------ SUPPLIED MATERIAL ------

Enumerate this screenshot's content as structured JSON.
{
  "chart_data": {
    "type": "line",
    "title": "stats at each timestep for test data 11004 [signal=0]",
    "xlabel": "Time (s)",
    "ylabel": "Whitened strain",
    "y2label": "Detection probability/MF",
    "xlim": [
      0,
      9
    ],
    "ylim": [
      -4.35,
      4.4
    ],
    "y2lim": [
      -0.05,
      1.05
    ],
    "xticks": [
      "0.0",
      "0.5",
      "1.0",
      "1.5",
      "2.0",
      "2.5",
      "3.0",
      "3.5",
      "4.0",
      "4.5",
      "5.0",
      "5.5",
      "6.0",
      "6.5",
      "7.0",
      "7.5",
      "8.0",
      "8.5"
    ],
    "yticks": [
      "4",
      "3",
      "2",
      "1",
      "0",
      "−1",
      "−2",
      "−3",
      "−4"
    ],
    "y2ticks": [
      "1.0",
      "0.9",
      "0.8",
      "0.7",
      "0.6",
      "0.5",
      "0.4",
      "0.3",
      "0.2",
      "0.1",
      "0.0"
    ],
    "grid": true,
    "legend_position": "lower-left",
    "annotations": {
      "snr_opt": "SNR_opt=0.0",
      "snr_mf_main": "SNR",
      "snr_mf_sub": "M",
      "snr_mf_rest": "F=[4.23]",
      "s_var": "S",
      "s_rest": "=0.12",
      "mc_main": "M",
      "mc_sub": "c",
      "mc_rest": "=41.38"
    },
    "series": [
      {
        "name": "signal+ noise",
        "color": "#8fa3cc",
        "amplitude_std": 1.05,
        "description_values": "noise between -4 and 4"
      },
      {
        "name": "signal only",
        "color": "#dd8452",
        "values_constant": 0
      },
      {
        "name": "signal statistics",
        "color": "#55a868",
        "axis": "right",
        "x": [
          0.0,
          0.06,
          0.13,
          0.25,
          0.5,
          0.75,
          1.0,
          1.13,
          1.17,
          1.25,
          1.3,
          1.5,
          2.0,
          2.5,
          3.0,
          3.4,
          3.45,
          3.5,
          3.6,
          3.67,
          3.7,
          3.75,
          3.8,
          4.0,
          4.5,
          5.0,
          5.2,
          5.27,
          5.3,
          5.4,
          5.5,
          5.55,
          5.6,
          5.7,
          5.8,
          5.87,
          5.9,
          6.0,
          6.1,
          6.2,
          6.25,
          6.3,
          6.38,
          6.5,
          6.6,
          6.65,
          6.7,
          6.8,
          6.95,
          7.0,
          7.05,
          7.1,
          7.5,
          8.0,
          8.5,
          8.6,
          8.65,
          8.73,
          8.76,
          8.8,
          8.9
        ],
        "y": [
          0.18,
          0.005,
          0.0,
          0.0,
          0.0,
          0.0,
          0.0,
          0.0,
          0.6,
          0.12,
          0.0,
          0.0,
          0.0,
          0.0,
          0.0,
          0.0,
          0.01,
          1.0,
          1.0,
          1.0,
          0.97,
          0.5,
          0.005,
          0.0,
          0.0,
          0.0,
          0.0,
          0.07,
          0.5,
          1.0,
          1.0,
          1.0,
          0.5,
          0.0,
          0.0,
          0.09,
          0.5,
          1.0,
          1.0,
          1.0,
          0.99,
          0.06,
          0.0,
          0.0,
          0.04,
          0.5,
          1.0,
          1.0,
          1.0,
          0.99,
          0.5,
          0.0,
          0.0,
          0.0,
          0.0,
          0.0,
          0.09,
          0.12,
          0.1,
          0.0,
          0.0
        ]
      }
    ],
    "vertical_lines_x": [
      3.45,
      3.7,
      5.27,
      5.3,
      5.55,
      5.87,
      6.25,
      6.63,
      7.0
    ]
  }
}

------

- EXERCISE REQUIREMENTS
Extract every record. Keep wording exact.

- REPLY
Enumerate this screenshot's content as structured JSON.
{
  "chart_data": {
    "type": "line",
    "title": "stats at each timestep for test data 11004 [signal=0]",
    "xlabel": "Time (s)",
    "ylabel": "Whitened strain",
    "y2label": "Detection probability/MF",
    "xlim": [
      0,
      9
    ],
    "ylim": [
      -4.35,
      4.4
    ],
    "y2lim": [
      -0.05,
      1.05
    ],
    "xticks": [
      "0.0",
      "0.5",
      "1.0",
      "1.5",
      "2.0",
      "2.5",
      "3.0",
      "3.5",
      "4.0",
      "4.5",
      "5.0",
      "5.5",
      "6.0",
      "6.5",
      "7.0",
      "7.5",
      "8.0",
      "8.5"
    ],
    "yticks": [
      "4",
      "3",
      "2",
      "1",
      "0",
      "−1",
      "−2",
      "−3",
      "−4"
    ],
    "y2ticks": [
      "1.0",
      "0.9",
      "0.8",
      "0.7",
      "0.6",
      "0.5",
      "0.4",
      "0.3",
      "0.2",
      "0.1",
      "0.0"
    ],
    "grid": true,
    "legend_position": "lower-left",
    "annotations": {
      "snr_opt": "SNR_opt=0.0",
      "snr_mf_main": "SNR",
      "snr_mf_sub": "M",
      "snr_mf_rest": "F=[4.23]",
      "s_var": "S",
      "s_rest": "=0.12",
      "mc_main": "M",
      "mc_sub": "c",
      "mc_rest": "=41.38"
    },
    "series": [
      {
        "name": "signal+ noise",
        "color": "#8fa3cc",
        "amplitude_std": 1.05,
        "description_values": "noise between -4 and 4"
      },
      {
        "name": "signal only",
        "color": "#dd8452",
        "values_constant": 0
      },
      {
        "name": "signal statistics",
        "color": "#55a868",
        "axis": "right",
        "x": [
          0.0,
          0.06,
          0.13,
          0.25,
          0.5,
          0.75,
          1.0,
          1.13,
          1.17,
          1.25,
          1.3,
          1.5,
          2.0,
          2.5,
          3.0,
          3.4,
          3.45,
          3.5,
          3.6,
          3.67,
          3.7,
          3.75,
          3.8,
          4.0,
          4.5,
          5.0,
          5.2,
          5.27,
          5.3,
          5.4,
          5.5,
          5.55,
          5.6,
          5.7,
          5.8,
          5.87,
          5.9,
          6.0,
          6.1,
          6.2,
          6.25,
          6.3,
          6.38,
          6.5,
          6.6,
          6.65,
          6.7,
          6.8,
          6.95,
          7.0,
          7.05,
          7.1,
          7.5,
          8.0,
          8.5,
          8.6,
          8.65,
          8.73,
          8.76,
          8.8,
          8.9
        ],
        "y": [
          0.18,
          0.005,
          0.0,
          0.0,
          0.0,
          0.0,
          0.0,
          0.0,
          0.6,
          0.12,
          0.0,
          0.0,
          0.0,
          0.0,
          0.0,
          0.0,
          0.01,
          1.0,
          1.0,
          1.0,
          0.97,
          0.5,
          0.005,
          0.0,
          0.0,
          0.0,
          0.0,
          0.07,
          0.5,
          1.0,
          1.0,
          1.0,
          0.5,
          0.0,
          0.0,
          0.09,
          0.5,
          1.0,
          1.0,
          1.0,
          0.99,
          0.06,
          0.0,
          0.0,
          0.04,
          0.5,
          1.0,
          1.0,
          1.0,
          0.99,
          0.5,
          0.0,
          0.0,
          0.0,
          0.0,
          0.0,
          0.09,
          0.12,
          0.1,
          0.0,
          0.0
        ]
      }
    ],
    "vertical_lines_x": [
      3.45,
      3.7,
      5.27,
      5.3,
      5.55,
      5.87,
      6.25,
      6.63,
      7.0
    ]
  }
}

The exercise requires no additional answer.